**Given information**
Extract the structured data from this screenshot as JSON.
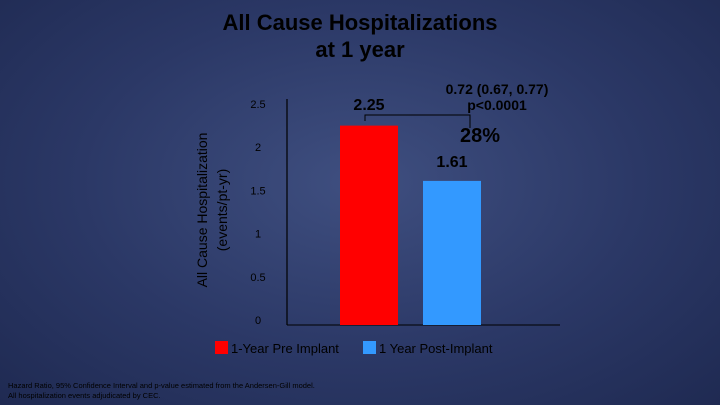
{
  "chart_data": {
    "type": "bar",
    "title": "All Cause Hospitalizations at 1 year",
    "title_lines": [
      "All Cause Hospitalizations",
      "at 1 year"
    ],
    "ylabel_lines": [
      "All Cause Hospitalization",
      "(events/pt-yr)"
    ],
    "xlabel": "",
    "ylim": [
      0,
      2.5
    ],
    "yticks": [
      "0",
      "0.5",
      "1",
      "1.5",
      "2",
      "2.5"
    ],
    "categories": [
      "1-Year Pre Implant",
      "1 Year Post-Implant"
    ],
    "values": [
      2.25,
      1.61
    ],
    "value_labels": [
      "2.25",
      "1.61"
    ],
    "colors": [
      "#ff0000",
      "#3399ff"
    ],
    "legend": [
      "1-Year Pre Implant",
      "1 Year Post-Implant"
    ],
    "legend_position": "bottom",
    "grid": false,
    "annotations": {
      "hazard_ratio": "0.72 (0.67, 0.77)",
      "p_value": "p<0.0001",
      "reduction": "28%"
    }
  },
  "footnotes": [
    "Hazard Ratio, 95% Confidence Interval and p-value estimated from the Andersen-Gill model.",
    "All hospitalization events adjudicated by CEC."
  ]
}
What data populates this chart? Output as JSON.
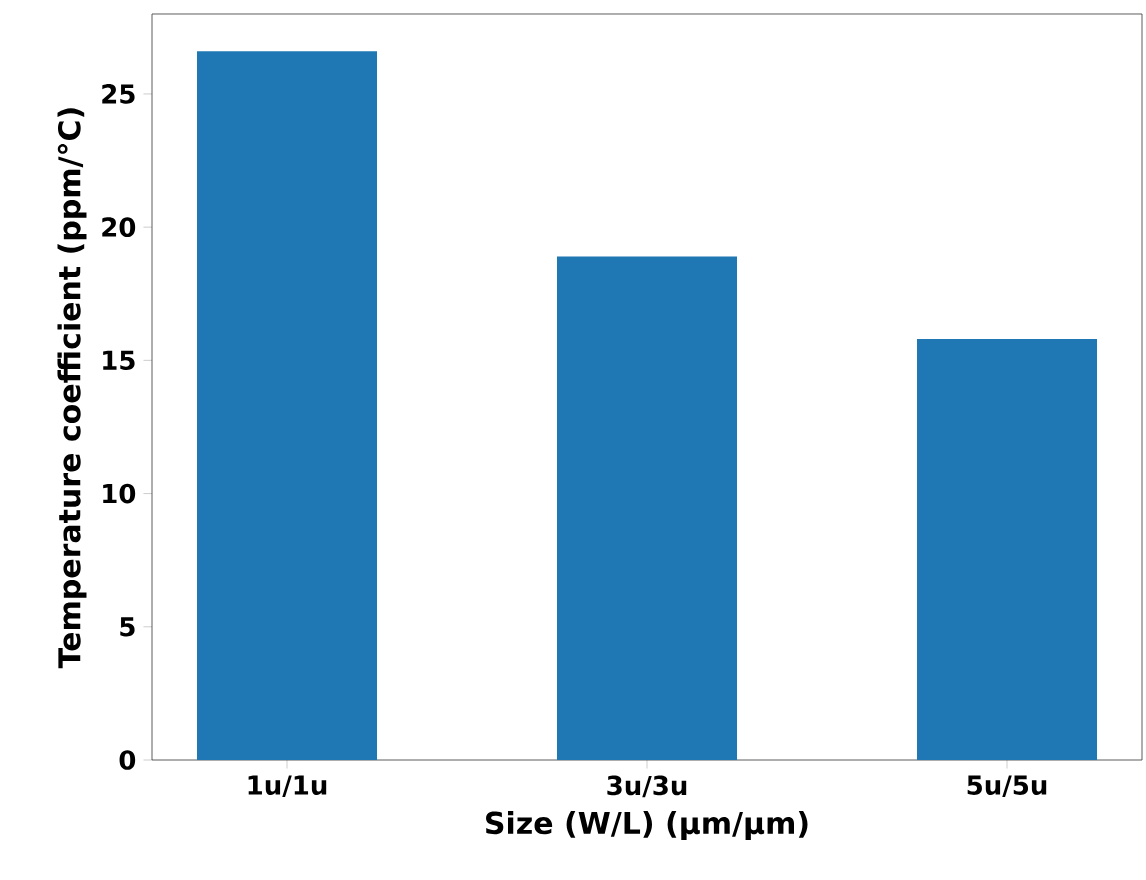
{
  "chart_data": {
    "type": "bar",
    "xlabel": "Size (W/L) (µm/µm)",
    "ylabel": "Temperature coefficient (ppm/°C)",
    "categories": [
      "1u/1u",
      "3u/3u",
      "5u/5u"
    ],
    "values": [
      26.6,
      18.9,
      15.8
    ],
    "color": "#1f77b4",
    "ylim": [
      0,
      28
    ],
    "yticks": [
      0,
      5,
      10,
      15,
      20,
      25
    ]
  }
}
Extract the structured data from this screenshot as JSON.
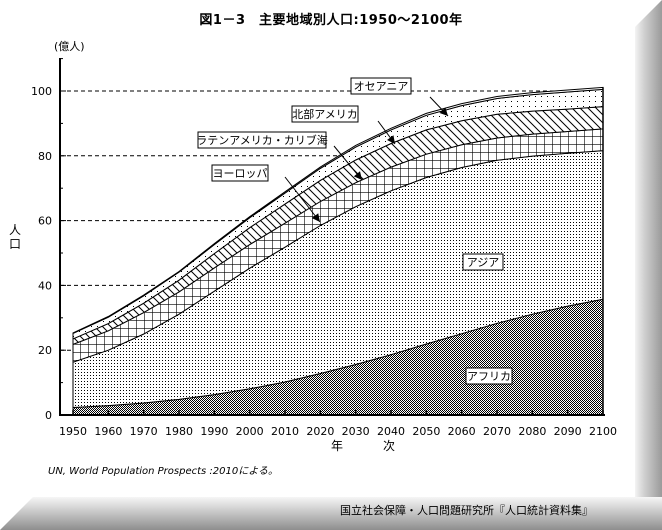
{
  "chart_data": {
    "type": "area",
    "stacked": true,
    "title": "図1－3　主要地域別人口:1950～2100年",
    "unit_label": "(億人)",
    "ylabel": "人口",
    "xlabel": "年　次",
    "ylim": [
      0,
      110
    ],
    "xlim": [
      1950,
      2100
    ],
    "y_ticks": [
      0,
      20,
      40,
      60,
      80,
      100
    ],
    "y_gridlines_dashed": [
      20,
      40,
      60,
      80,
      100
    ],
    "x_ticks": [
      1950,
      1960,
      1970,
      1980,
      1990,
      2000,
      2010,
      2020,
      2030,
      2040,
      2050,
      2060,
      2070,
      2080,
      2090,
      2100
    ],
    "x": [
      1950,
      1960,
      1970,
      1980,
      1990,
      2000,
      2010,
      2020,
      2030,
      2040,
      2050,
      2060,
      2070,
      2080,
      2090,
      2100
    ],
    "series": [
      {
        "name": "アフリカ",
        "pattern": "checker",
        "values": [
          2.3,
          2.9,
          3.7,
          4.8,
          6.3,
          8.1,
          10.2,
          12.8,
          15.6,
          18.6,
          21.9,
          25.1,
          28.3,
          31.1,
          33.6,
          35.7
        ]
      },
      {
        "name": "アジア",
        "pattern": "fine-dots",
        "values": [
          14.0,
          17.1,
          21.3,
          26.3,
          31.9,
          37.2,
          41.6,
          45.7,
          48.7,
          50.6,
          51.4,
          51.3,
          50.3,
          48.8,
          47.2,
          45.9
        ]
      },
      {
        "name": "ヨーロッパ",
        "pattern": "grid",
        "values": [
          5.5,
          6.0,
          6.6,
          6.9,
          7.2,
          7.3,
          7.4,
          7.4,
          7.4,
          7.3,
          7.2,
          7.0,
          6.9,
          6.8,
          6.7,
          6.7
        ]
      },
      {
        "name": "ラテンアメリカ・カリブ海",
        "pattern": "diagonal",
        "values": [
          1.7,
          2.2,
          2.9,
          3.6,
          4.4,
          5.2,
          5.9,
          6.5,
          7.0,
          7.3,
          7.5,
          7.4,
          7.3,
          7.1,
          6.9,
          6.9
        ]
      },
      {
        "name": "北部アメリカ",
        "pattern": "sparse-dots",
        "values": [
          1.7,
          2.0,
          2.3,
          2.5,
          2.8,
          3.1,
          3.4,
          3.7,
          4.0,
          4.2,
          4.5,
          4.7,
          4.9,
          5.1,
          5.3,
          5.3
        ]
      },
      {
        "name": "オセアニア",
        "pattern": "white",
        "values": [
          0.1,
          0.2,
          0.2,
          0.2,
          0.3,
          0.3,
          0.4,
          0.4,
          0.5,
          0.5,
          0.6,
          0.6,
          0.6,
          0.6,
          0.6,
          0.6
        ]
      }
    ],
    "annotations": [
      {
        "text": "オセアニア"
      },
      {
        "text": "北部アメリカ"
      },
      {
        "text": "ラテンアメリカ・カリブ海"
      },
      {
        "text": "ヨーロッパ"
      },
      {
        "text": "アジア"
      },
      {
        "text": "アフリカ"
      }
    ],
    "legend": "callout-labels",
    "grid": true
  },
  "source_note": "UN, World Population Prospects :2010による。",
  "credit": "国立社会保障・人口問題研究所『人口統計資料集』"
}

**What is expected**
Quote all the lines above exactly as given. Do not include the pictures.

**Full response**
Extract the structured data from this screenshot as JSON.
{
  "chart_data": {
    "type": "bar",
    "title": "All Cause Hospitalizations at 1 year",
    "title_lines": [
      "All Cause Hospitalizations",
      "at 1 year"
    ],
    "ylabel_lines": [
      "All Cause Hospitalization",
      "(events/pt-yr)"
    ],
    "xlabel": "",
    "ylim": [
      0,
      2.5
    ],
    "yticks": [
      "0",
      "0.5",
      "1",
      "1.5",
      "2",
      "2.5"
    ],
    "categories": [
      "1-Year Pre Implant",
      "1 Year Post-Implant"
    ],
    "values": [
      2.25,
      1.61
    ],
    "value_labels": [
      "2.25",
      "1.61"
    ],
    "colors": [
      "#ff0000",
      "#3399ff"
    ],
    "legend": [
      "1-Year Pre Implant",
      "1 Year Post-Implant"
    ],
    "legend_position": "bottom",
    "grid": false,
    "annotations": {
      "hazard_ratio": "0.72 (0.67, 0.77)",
      "p_value": "p<0.0001",
      "reduction": "28%"
    }
  },
  "footnotes": [
    "Hazard Ratio, 95% Confidence Interval and p-value estimated from the Andersen-Gill model.",
    "All hospitalization events adjudicated by CEC."
  ]
}
What data populates this chart? Output as JSON.
{
  "chart_data": {
    "type": "bar",
    "xlabel": "Size (W/L) (µm/µm)",
    "ylabel": "Temperature coefficient (ppm/°C)",
    "categories": [
      "1u/1u",
      "3u/3u",
      "5u/5u"
    ],
    "values": [
      26.6,
      18.9,
      15.8
    ],
    "color": "#1f77b4",
    "ylim": [
      0,
      28
    ],
    "yticks": [
      0,
      5,
      10,
      15,
      20,
      25
    ]
  }
}
Extract the structured data from this screenshot as JSON.
{
  "chart_data": {
    "type": "area",
    "stacked": true,
    "title": "図1－3　主要地域別人口:1950～2100年",
    "unit_label": "(億人)",
    "ylabel": "人口",
    "xlabel": "年　次",
    "ylim": [
      0,
      110
    ],
    "xlim": [
      1950,
      2100
    ],
    "y_ticks": [
      0,
      20,
      40,
      60,
      80,
      100
    ],
    "y_gridlines_dashed": [
      20,
      40,
      60,
      80,
      100
    ],
    "x_ticks": [
      1950,
      1960,
      1970,
      1980,
      1990,
      2000,
      2010,
      2020,
      2030,
      2040,
      2050,
      2060,
      2070,
      2080,
      2090,
      2100
    ],
    "x": [
      1950,
      1960,
      1970,
      1980,
      1990,
      2000,
      2010,
      2020,
      2030,
      2040,
      2050,
      2060,
      2070,
      2080,
      2090,
      2100
    ],
    "series": [
      {
        "name": "アフリカ",
        "pattern": "checker",
        "values": [
          2.3,
          2.9,
          3.7,
          4.8,
          6.3,
          8.1,
          10.2,
          12.8,
          15.6,
          18.6,
          21.9,
          25.1,
          28.3,
          31.1,
          33.6,
          35.7
        ]
      },
      {
        "name": "アジア",
        "pattern": "fine-dots",
        "values": [
          14.0,
          17.1,
          21.3,
          26.3,
          31.9,
          37.2,
          41.6,
          45.7,
          48.7,
          50.6,
          51.4,
          51.3,
          50.3,
          48.8,
          47.2,
          45.9
        ]
      },
      {
        "name": "ヨーロッパ",
        "pattern": "grid",
        "values": [
          5.5,
          6.0,
          6.6,
          6.9,
          7.2,
          7.3,
          7.4,
          7.4,
          7.4,
          7.3,
          7.2,
          7.0,
          6.9,
          6.8,
          6.7,
          6.7
        ]
      },
      {
        "name": "ラテンアメリカ・カリブ海",
        "pattern": "diagonal",
        "values": [
          1.7,
          2.2,
          2.9,
          3.6,
          4.4,
          5.2,
          5.9,
          6.5,
          7.0,
          7.3,
          7.5,
          7.4,
          7.3,
          7.1,
          6.9,
          6.9
        ]
      },
      {
        "name": "北部アメリカ",
        "pattern": "sparse-dots",
        "values": [
          1.7,
          2.0,
          2.3,
          2.5,
          2.8,
          3.1,
          3.4,
          3.7,
          4.0,
          4.2,
          4.5,
          4.7,
          4.9,
          5.1,
          5.3,
          5.3
        ]
      },
      {
        "name": "オセアニア",
        "pattern": "white",
        "values": [
          0.1,
          0.2,
          0.2,
          0.2,
          0.3,
          0.3,
          0.4,
          0.4,
          0.5,
          0.5,
          0.6,
          0.6,
          0.6,
          0.6,
          0.6,
          0.6
        ]
      }
    ],
    "annotations": [
      {
        "text": "オセアニア"
      },
      {
        "text": "北部アメリカ"
      },
      {
        "text": "ラテンアメリカ・カリブ海"
      },
      {
        "text": "ヨーロッパ"
      },
      {
        "text": "アジア"
      },
      {
        "text": "アフリカ"
      }
    ],
    "legend": "callout-labels",
    "grid": true
  },
  "source_note": "UN, World Population Prospects :2010による。",
  "credit": "国立社会保障・人口問題研究所『人口統計資料集』"
}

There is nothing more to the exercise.